* _What needs to be done_: Skip the pictures and extract all of the lines exactly as written.

* _Dataset rows_:
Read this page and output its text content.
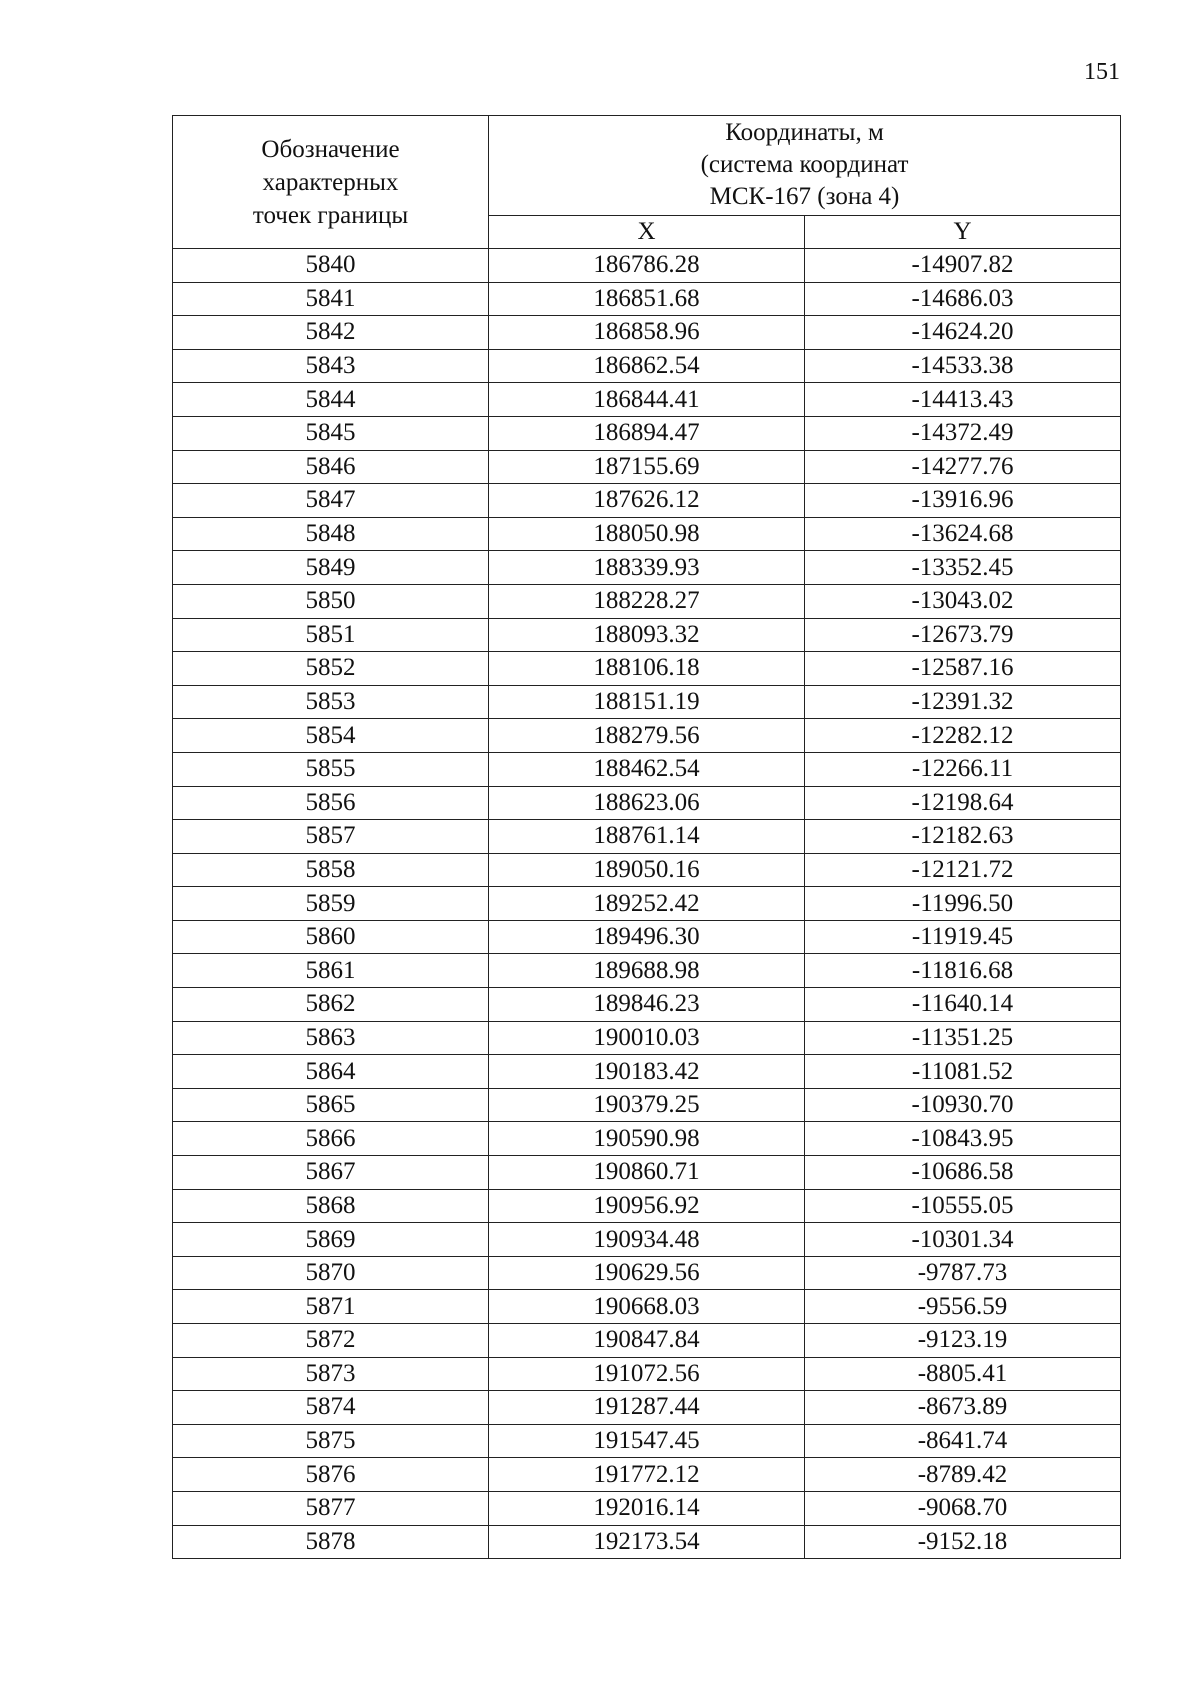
151
Обозначение
характерных
точек границы	Координаты, м
(система координат
МСК-167 (зона 4)	

	X	Y
5840	186786.28	-14907.82
5841	186851.68	-14686.03
5842	186858.96	-14624.20
5843	186862.54	-14533.38
5844	186844.41	-14413.43
5845	186894.47	-14372.49
5846	187155.69	-14277.76
5847	187626.12	-13916.96
5848	188050.98	-13624.68
5849	188339.93	-13352.45
5850	188228.27	-13043.02
5851	188093.32	-12673.79
5852	188106.18	-12587.16
5853	188151.19	-12391.32
5854	188279.56	-12282.12
5855	188462.54	-12266.11
5856	188623.06	-12198.64
5857	188761.14	-12182.63
5858	189050.16	-12121.72
5859	189252.42	-11996.50
5860	189496.30	-11919.45
5861	189688.98	-11816.68
5862	189846.23	-11640.14
5863	190010.03	-11351.25
5864	190183.42	-11081.52
5865	190379.25	-10930.70
5866	190590.98	-10843.95
5867	190860.71	-10686.58
5868	190956.92	-10555.05
5869	190934.48	-10301.34
5870	190629.56	-9787.73
5871	190668.03	-9556.59
5872	190847.84	-9123.19
5873	191072.56	-8805.41
5874	191287.44	-8673.89
5875	191547.45	-8641.74
5876	191772.12	-8789.42
5877	192016.14	-9068.70
5878	192173.54	-9152.18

* _The answer_:
Read this page and output its text content.
151
Обозначение
характерных
точек границы	Координаты, м
(система координат
МСК-167 (зона 4)	

	X	Y
5840	186786.28	-14907.82
5841	186851.68	-14686.03
5842	186858.96	-14624.20
5843	186862.54	-14533.38
5844	186844.41	-14413.43
5845	186894.47	-14372.49
5846	187155.69	-14277.76
5847	187626.12	-13916.96
5848	188050.98	-13624.68
5849	188339.93	-13352.45
5850	188228.27	-13043.02
5851	188093.32	-12673.79
5852	188106.18	-12587.16
5853	188151.19	-12391.32
5854	188279.56	-12282.12
5855	188462.54	-12266.11
5856	188623.06	-12198.64
5857	188761.14	-12182.63
5858	189050.16	-12121.72
5859	189252.42	-11996.50
5860	189496.30	-11919.45
5861	189688.98	-11816.68
5862	189846.23	-11640.14
5863	190010.03	-11351.25
5864	190183.42	-11081.52
5865	190379.25	-10930.70
5866	190590.98	-10843.95
5867	190860.71	-10686.58
5868	190956.92	-10555.05
5869	190934.48	-10301.34
5870	190629.56	-9787.73
5871	190668.03	-9556.59
5872	190847.84	-9123.19
5873	191072.56	-8805.41
5874	191287.44	-8673.89
5875	191547.45	-8641.74
5876	191772.12	-8789.42
5877	192016.14	-9068.70
5878	192173.54	-9152.18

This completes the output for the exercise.